____ Fragmento del texto
De entrada, un análisis semántico del verbo “oralizar” no deja lugar a dudas.  Dicho verbo induce la conceptualización del sordo capaz de hablar como un producto del esfuerzo de un tercero, de quien lo ha oralizado.  Esto es, si bien no cabe duda de que para poder hablar el sordo debe ejercer cierta facultad que le es propia, su designación como objeto del verbo “oralizar” resalta que él vocaliza gracias ha que ha sido preparado para ello por su entrenador.

Y lo mismo ocurre en el caso del participio “oralizado.”  Al igual que los verbos en forma finita, los participios nos hacen pensar en procesos.  Sin embargo, los participios no designan todos los componentes de un proceso de manera igual, sino que resaltan de manera particularmente notoria el estado resultante de dicho proceso, toda vez que ha concluido.  Así, por ejemplo, tanto el verbo “subyugar” como el participio “subyugado” nos hacen pensar en un acto de dominación, pero el segundo recalca la circunstancia resultante de la conclusión de dicho acto.  Así, “una persona subyugada” no puede ser mas que aquella sobre la que se ha consumado la dominación.  En el mismo tenor, “un sordo oralizado” no puede ser mas que alguno que ya ha sido objeto de la oralización.

Resulta entonces que con la expresión “sordo oralizado” se retrata a la persona sorda como alguien que puede hablar primordialmente gracias al especialista que lo ha tratado, gracias a una desmutización consumada, mientras que su historia social, su propia capacidad y sus méritos quedan sutil e idiomáticamente relegados.  Si bien le va fue un buen paciente, y por ende un caso ejemplar de oralización.
________
____ Registros proporcionados
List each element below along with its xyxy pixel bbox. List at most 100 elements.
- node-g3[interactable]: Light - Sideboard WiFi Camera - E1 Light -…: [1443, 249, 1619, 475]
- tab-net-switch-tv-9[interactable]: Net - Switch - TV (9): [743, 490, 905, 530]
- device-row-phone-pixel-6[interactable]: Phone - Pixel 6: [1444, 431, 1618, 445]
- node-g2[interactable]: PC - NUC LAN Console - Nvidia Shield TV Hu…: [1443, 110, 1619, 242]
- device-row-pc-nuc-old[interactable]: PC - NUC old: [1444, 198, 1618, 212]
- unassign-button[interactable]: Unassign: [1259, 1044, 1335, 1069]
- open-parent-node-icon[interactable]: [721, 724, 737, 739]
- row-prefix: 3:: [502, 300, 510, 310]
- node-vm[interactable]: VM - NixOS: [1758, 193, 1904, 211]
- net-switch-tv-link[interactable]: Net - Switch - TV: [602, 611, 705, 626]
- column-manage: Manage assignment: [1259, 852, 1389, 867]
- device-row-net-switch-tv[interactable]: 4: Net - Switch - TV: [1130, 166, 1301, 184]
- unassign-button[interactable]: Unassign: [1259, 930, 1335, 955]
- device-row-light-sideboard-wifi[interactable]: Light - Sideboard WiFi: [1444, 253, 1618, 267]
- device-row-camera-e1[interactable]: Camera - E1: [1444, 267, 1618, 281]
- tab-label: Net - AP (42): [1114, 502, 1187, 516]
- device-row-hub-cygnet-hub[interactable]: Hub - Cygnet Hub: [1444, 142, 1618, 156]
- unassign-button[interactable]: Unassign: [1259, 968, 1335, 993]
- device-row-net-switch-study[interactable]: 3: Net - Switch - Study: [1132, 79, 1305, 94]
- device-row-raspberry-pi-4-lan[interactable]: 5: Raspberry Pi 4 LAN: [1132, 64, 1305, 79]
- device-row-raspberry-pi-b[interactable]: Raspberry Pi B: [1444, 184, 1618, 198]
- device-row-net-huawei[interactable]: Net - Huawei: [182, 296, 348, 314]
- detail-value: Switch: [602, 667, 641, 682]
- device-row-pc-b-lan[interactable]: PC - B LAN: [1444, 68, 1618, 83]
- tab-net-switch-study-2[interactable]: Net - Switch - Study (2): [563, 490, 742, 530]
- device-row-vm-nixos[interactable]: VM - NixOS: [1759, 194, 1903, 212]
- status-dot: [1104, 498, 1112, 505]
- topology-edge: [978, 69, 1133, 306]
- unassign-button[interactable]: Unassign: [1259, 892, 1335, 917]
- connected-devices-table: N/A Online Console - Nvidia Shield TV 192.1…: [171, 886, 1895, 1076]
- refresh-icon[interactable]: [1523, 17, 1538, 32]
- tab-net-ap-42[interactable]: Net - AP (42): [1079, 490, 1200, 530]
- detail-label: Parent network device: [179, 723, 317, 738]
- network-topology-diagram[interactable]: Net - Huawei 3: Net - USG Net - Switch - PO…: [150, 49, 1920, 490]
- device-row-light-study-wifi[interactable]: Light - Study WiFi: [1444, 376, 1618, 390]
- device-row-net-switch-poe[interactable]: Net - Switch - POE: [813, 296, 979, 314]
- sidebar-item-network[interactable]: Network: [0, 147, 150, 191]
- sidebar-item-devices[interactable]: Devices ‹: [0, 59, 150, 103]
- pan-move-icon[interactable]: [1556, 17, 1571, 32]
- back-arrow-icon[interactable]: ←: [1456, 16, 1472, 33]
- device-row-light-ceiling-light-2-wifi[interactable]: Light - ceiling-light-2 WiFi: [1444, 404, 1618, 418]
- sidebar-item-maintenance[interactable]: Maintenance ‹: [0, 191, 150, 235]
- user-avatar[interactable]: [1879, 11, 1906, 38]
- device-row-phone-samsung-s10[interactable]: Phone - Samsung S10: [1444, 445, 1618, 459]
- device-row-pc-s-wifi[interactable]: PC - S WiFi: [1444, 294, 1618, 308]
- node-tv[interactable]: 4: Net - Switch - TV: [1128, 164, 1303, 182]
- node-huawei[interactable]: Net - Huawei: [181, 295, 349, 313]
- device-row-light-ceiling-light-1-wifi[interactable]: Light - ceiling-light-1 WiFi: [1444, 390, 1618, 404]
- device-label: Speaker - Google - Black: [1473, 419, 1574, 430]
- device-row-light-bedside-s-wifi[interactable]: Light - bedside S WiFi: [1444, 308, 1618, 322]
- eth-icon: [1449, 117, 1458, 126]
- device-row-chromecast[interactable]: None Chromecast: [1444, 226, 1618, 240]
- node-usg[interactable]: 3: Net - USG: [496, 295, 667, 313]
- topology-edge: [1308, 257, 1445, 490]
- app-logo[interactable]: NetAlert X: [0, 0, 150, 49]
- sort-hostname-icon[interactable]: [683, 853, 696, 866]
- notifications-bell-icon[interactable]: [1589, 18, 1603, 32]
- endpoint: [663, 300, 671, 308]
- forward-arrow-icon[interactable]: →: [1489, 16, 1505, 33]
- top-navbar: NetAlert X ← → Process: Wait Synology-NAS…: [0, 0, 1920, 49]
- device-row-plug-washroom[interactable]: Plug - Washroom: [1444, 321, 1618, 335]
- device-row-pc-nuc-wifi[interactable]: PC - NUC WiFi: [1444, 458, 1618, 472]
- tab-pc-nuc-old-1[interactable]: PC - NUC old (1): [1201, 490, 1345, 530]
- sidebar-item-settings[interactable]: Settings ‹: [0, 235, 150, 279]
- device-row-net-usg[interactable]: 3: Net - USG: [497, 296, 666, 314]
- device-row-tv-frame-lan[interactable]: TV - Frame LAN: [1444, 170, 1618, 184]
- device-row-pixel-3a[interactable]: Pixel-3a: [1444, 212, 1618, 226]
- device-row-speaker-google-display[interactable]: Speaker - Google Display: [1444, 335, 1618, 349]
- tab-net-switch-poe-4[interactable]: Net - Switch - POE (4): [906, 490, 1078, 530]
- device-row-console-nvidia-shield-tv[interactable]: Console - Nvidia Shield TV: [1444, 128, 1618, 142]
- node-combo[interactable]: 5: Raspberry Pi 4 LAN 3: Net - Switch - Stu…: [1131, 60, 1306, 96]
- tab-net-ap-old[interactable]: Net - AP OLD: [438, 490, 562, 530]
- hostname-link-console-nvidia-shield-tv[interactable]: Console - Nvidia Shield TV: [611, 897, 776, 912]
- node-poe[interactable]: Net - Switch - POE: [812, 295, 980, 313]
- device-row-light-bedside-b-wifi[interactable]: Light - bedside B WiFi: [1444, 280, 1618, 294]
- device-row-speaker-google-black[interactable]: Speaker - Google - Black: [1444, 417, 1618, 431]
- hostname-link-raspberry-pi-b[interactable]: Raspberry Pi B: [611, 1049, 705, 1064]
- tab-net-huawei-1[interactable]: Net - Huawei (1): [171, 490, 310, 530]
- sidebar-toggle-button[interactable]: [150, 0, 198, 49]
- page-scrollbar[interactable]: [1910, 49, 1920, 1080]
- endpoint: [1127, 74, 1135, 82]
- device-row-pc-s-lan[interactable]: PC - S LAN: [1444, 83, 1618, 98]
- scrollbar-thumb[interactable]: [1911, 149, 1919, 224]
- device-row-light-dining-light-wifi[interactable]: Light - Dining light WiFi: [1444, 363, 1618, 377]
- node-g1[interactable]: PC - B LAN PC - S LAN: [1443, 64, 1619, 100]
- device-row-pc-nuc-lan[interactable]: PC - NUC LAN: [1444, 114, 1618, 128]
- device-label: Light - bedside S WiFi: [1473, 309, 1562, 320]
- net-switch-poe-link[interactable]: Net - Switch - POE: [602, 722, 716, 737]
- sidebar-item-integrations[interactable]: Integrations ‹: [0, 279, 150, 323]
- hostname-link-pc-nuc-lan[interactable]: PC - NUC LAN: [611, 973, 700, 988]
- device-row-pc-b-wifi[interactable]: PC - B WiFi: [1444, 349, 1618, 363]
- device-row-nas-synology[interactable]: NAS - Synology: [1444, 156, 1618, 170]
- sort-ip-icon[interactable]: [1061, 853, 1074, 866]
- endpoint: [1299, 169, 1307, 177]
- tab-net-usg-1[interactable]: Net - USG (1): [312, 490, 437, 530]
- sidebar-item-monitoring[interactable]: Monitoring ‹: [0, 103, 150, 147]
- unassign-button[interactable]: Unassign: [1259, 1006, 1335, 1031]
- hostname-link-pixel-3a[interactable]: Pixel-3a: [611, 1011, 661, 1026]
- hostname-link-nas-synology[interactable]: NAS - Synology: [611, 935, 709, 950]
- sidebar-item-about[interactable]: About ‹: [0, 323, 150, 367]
________
■ **Tarea a realizar**: Copia el fragmento sobre la oralización entre "Y lo mismo ocurre" y "de la oralización.", ambos incluidos, y cambia "dominación" por "sumisión". Los registros son un material aparte, independiente del fragmento.

■ **Espacio de respuesta**:
Y lo mismo ocurre en el caso del participio “oralizado.”  Al igual que los verbos en forma finita, los participios nos hacen pensar en procesos.  Sin embargo, los participios no designan todos los componentes de un proceso de manera igual, sino que resaltan de manera particularmente notoria el estado resultante de dicho proceso, toda vez que ha concluido.  Así, por ejemplo, tanto el verbo “subyugar” como el participio “subyugado” nos hacen pensar en un acto de sumisión, pero el segundo recalca la circunstancia resultante de la conclusión de dicho acto.  Así, “una persona subyugada” no puede ser mas que aquella sobre la que se ha consumado la sumisión.  En el mismo tenor, “un sordo oralizado” no puede ser mas que alguno que ya ha sido objeto de la oralización.